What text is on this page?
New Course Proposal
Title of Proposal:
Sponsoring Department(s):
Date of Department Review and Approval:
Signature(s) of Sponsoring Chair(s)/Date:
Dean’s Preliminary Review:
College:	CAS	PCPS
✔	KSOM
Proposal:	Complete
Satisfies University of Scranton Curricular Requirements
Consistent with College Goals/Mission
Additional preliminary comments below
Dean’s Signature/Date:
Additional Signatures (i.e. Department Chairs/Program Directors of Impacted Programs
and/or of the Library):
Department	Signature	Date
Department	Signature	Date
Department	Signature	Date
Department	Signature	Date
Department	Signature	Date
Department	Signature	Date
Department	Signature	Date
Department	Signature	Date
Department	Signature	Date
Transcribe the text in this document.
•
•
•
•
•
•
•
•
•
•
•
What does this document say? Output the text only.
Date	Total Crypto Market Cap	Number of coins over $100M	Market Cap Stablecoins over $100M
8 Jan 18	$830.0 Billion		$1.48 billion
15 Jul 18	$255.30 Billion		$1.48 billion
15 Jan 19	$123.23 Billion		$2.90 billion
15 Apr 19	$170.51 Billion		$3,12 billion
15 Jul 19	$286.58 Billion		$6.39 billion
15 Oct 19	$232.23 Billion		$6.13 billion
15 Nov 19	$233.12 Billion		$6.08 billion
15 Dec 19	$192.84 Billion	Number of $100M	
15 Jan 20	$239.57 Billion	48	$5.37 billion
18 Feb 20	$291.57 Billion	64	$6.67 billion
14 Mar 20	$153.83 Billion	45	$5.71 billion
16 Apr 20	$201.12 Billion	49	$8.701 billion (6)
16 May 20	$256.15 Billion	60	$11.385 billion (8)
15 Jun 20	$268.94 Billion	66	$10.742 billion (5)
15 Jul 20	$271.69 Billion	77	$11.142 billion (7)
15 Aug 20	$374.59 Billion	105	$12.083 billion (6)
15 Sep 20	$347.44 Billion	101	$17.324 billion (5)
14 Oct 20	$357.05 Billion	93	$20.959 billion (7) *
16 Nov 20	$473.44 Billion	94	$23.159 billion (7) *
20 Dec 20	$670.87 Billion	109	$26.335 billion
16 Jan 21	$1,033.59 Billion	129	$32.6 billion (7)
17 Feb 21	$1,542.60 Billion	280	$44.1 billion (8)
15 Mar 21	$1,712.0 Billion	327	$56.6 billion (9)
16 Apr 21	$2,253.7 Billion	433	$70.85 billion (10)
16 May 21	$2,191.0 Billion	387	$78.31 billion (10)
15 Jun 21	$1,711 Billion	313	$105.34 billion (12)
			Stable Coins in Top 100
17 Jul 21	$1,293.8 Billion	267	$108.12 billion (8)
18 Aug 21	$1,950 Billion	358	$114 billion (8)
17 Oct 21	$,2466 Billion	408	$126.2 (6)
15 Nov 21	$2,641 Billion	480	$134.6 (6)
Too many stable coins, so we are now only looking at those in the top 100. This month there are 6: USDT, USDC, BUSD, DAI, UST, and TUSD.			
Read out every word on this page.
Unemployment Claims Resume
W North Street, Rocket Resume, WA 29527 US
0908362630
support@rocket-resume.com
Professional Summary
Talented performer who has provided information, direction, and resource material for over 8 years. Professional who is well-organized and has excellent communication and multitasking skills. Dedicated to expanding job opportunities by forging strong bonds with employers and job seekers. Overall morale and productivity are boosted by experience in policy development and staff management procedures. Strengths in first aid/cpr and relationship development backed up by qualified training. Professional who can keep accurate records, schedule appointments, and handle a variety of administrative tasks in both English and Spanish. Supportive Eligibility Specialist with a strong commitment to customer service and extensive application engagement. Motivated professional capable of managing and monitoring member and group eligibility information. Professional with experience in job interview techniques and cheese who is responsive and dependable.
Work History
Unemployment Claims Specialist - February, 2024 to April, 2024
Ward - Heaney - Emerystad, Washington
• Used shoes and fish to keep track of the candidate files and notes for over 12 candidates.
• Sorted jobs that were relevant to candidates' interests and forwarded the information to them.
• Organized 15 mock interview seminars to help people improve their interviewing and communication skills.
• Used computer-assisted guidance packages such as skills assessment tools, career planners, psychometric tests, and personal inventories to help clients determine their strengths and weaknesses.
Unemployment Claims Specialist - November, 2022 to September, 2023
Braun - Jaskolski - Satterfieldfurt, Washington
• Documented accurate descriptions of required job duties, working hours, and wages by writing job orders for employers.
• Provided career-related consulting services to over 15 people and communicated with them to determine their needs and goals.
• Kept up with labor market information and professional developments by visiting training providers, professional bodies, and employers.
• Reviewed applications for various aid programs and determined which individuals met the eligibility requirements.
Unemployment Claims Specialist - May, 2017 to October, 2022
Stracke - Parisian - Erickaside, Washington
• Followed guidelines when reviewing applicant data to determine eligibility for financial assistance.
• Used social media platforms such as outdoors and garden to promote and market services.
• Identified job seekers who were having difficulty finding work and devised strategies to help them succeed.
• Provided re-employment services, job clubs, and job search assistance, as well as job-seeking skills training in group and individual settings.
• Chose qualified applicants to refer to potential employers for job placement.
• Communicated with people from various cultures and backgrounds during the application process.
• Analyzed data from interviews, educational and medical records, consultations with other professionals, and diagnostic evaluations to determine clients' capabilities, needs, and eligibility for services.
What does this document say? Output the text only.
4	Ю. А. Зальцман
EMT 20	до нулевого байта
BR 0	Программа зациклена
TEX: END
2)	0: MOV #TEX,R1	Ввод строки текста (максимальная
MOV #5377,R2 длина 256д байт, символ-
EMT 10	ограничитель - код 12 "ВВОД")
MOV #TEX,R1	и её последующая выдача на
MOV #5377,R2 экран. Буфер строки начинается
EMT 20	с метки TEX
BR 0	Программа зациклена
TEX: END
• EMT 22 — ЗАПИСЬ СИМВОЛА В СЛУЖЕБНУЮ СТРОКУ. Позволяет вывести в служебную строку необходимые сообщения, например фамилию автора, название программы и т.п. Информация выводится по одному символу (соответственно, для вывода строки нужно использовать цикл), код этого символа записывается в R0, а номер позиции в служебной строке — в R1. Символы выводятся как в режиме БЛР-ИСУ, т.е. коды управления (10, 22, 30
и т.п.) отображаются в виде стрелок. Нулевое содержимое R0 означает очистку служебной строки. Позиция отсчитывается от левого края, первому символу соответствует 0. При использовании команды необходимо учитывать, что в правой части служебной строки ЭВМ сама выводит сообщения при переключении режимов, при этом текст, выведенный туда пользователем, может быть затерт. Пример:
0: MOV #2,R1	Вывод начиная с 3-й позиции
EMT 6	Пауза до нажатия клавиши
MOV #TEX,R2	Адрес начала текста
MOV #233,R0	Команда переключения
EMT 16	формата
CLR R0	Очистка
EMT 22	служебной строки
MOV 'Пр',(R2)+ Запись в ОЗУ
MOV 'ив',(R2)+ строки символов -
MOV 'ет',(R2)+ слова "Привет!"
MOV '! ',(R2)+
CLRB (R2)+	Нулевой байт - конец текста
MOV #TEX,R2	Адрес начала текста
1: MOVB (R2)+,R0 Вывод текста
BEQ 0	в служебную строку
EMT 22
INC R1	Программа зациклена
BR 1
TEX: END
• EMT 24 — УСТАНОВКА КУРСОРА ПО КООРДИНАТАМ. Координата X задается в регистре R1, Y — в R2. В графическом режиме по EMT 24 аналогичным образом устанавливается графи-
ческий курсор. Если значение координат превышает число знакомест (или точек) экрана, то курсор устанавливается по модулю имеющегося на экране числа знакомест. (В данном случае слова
········
Where does the word "Proposal" appear in the listing? List each line that holds it.

**Finished task:**
New Course Proposal
Title of Proposal:
Proposal:	Complete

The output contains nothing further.